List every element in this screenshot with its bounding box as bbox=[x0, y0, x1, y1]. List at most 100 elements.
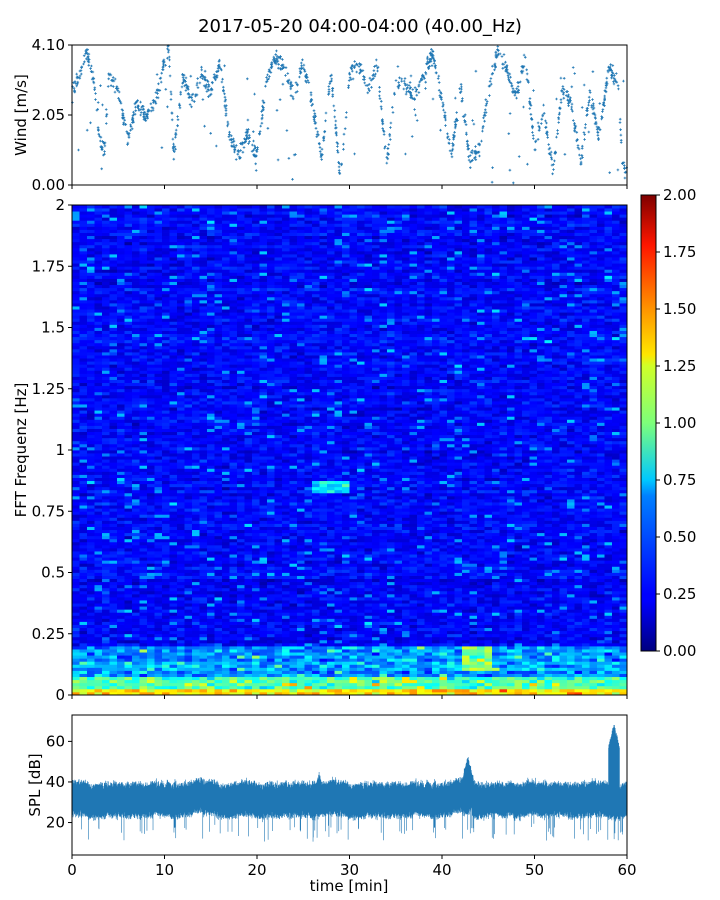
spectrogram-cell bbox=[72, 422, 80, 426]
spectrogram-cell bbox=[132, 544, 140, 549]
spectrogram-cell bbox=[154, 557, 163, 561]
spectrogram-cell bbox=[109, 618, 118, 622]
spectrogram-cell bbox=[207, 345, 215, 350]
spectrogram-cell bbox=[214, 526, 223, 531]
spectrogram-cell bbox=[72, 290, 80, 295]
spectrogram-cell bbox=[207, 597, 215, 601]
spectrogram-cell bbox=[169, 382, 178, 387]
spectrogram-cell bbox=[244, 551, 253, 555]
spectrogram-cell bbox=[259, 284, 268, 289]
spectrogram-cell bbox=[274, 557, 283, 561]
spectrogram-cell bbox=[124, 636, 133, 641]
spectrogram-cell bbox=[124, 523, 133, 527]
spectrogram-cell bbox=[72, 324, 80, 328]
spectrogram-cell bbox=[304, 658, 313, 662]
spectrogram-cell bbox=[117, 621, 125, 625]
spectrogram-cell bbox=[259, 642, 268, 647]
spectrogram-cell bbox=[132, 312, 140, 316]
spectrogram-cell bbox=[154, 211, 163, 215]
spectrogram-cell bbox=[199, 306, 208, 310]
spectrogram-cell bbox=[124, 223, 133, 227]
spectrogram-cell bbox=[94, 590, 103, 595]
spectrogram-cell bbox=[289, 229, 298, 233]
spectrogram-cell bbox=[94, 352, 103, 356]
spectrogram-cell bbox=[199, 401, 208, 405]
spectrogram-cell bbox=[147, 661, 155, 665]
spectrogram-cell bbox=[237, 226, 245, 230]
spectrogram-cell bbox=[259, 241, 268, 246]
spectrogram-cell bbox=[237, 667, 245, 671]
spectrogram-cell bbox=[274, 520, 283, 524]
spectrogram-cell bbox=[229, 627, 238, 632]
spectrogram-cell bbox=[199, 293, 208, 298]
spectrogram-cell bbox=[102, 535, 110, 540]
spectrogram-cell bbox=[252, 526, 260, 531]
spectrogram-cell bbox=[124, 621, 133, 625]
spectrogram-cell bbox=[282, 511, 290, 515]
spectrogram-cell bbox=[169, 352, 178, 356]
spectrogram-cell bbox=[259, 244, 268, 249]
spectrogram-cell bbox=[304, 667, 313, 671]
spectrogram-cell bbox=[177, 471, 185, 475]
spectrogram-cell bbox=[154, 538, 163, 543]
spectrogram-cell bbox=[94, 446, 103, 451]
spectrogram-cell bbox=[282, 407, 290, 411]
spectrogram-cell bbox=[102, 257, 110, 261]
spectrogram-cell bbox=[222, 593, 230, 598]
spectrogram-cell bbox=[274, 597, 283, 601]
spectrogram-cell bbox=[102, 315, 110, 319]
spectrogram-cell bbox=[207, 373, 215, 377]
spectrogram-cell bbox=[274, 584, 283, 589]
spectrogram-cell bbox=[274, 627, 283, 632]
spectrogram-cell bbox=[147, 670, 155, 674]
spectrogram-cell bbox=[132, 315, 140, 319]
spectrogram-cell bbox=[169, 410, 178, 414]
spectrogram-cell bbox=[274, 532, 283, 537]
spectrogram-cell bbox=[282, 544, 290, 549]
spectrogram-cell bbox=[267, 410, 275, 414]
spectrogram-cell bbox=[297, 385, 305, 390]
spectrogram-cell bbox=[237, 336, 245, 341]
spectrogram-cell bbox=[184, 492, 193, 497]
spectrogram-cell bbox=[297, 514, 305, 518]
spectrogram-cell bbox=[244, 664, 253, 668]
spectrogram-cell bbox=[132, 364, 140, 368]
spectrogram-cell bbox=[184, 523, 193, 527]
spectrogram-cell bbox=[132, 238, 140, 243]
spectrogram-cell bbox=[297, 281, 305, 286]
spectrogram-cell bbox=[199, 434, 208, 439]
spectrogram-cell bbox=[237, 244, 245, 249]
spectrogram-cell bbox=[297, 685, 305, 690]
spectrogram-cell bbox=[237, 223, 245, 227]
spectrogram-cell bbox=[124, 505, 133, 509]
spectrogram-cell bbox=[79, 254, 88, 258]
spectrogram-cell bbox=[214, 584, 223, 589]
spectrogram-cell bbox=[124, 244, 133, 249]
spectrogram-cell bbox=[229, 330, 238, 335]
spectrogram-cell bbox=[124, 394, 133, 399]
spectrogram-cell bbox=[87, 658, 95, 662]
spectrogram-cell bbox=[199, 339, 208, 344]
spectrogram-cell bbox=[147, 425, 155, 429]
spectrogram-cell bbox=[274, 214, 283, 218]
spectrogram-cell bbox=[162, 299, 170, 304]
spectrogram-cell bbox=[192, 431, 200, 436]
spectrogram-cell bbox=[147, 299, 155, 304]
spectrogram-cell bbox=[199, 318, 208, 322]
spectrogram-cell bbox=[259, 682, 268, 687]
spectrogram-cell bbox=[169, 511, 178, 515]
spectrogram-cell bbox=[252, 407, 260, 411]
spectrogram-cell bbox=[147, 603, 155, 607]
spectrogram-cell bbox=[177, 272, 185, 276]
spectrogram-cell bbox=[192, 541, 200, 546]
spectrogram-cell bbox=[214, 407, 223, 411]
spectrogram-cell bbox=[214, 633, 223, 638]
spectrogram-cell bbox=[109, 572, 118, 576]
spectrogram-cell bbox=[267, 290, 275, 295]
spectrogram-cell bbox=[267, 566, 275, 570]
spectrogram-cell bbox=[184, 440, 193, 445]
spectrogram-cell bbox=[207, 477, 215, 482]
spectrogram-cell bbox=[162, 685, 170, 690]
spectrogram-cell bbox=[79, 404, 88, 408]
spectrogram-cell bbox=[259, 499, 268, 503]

######

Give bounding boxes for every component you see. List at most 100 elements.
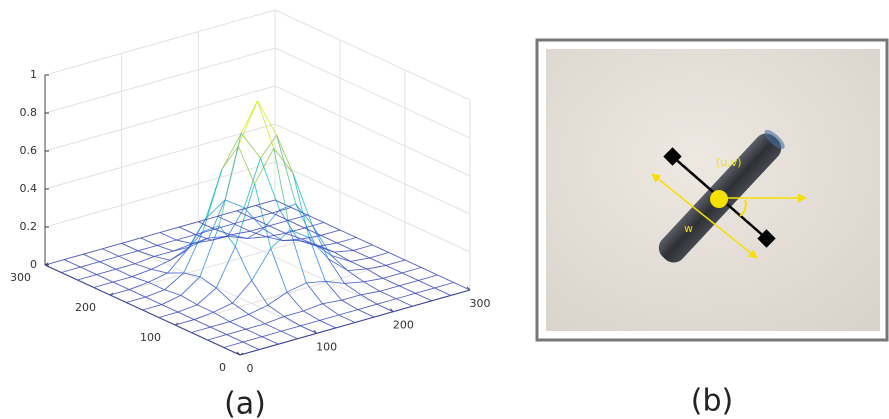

######

● Brief: Could you repeat everything from the row containing "List every element" down to the row containing "spectrogram-cell bbox=[237, 667, 245, 671]", both ends included, shifting every bounding-box coordinate by -50 and leaving the picture out?

● Result below:
List every element in this screenshot with its bounding box as bbox=[x0, y0, x1, y1]. List at most 100 elements.
spectrogram-cell bbox=[22, 372, 30, 376]
spectrogram-cell bbox=[82, 494, 90, 499]
spectrogram-cell bbox=[104, 507, 113, 511]
spectrogram-cell bbox=[59, 568, 68, 572]
spectrogram-cell bbox=[157, 295, 165, 300]
spectrogram-cell bbox=[164, 476, 173, 481]
spectrogram-cell bbox=[22, 240, 30, 245]
spectrogram-cell bbox=[157, 547, 165, 551]
spectrogram-cell bbox=[119, 332, 128, 337]
spectrogram-cell bbox=[194, 501, 203, 505]
spectrogram-cell bbox=[209, 234, 218, 239]
spectrogram-cell bbox=[224, 507, 233, 511]
spectrogram-cell bbox=[74, 586, 83, 591]
spectrogram-cell bbox=[74, 473, 83, 477]
spectrogram-cell bbox=[22, 274, 30, 278]
spectrogram-cell bbox=[254, 608, 263, 612]
spectrogram-cell bbox=[67, 571, 75, 575]
spectrogram-cell bbox=[209, 592, 218, 597]
spectrogram-cell bbox=[82, 262, 90, 266]
spectrogram-cell bbox=[104, 161, 113, 165]
spectrogram-cell bbox=[149, 256, 158, 260]
spectrogram-cell bbox=[74, 173, 83, 177]
spectrogram-cell bbox=[44, 540, 53, 545]
spectrogram-cell bbox=[239, 179, 248, 183]
spectrogram-cell bbox=[44, 302, 53, 306]
spectrogram-cell bbox=[149, 351, 158, 355]
spectrogram-cell bbox=[97, 611, 105, 615]
spectrogram-cell bbox=[187, 176, 195, 180]
spectrogram-cell bbox=[209, 191, 218, 196]
spectrogram-cell bbox=[187, 617, 195, 621]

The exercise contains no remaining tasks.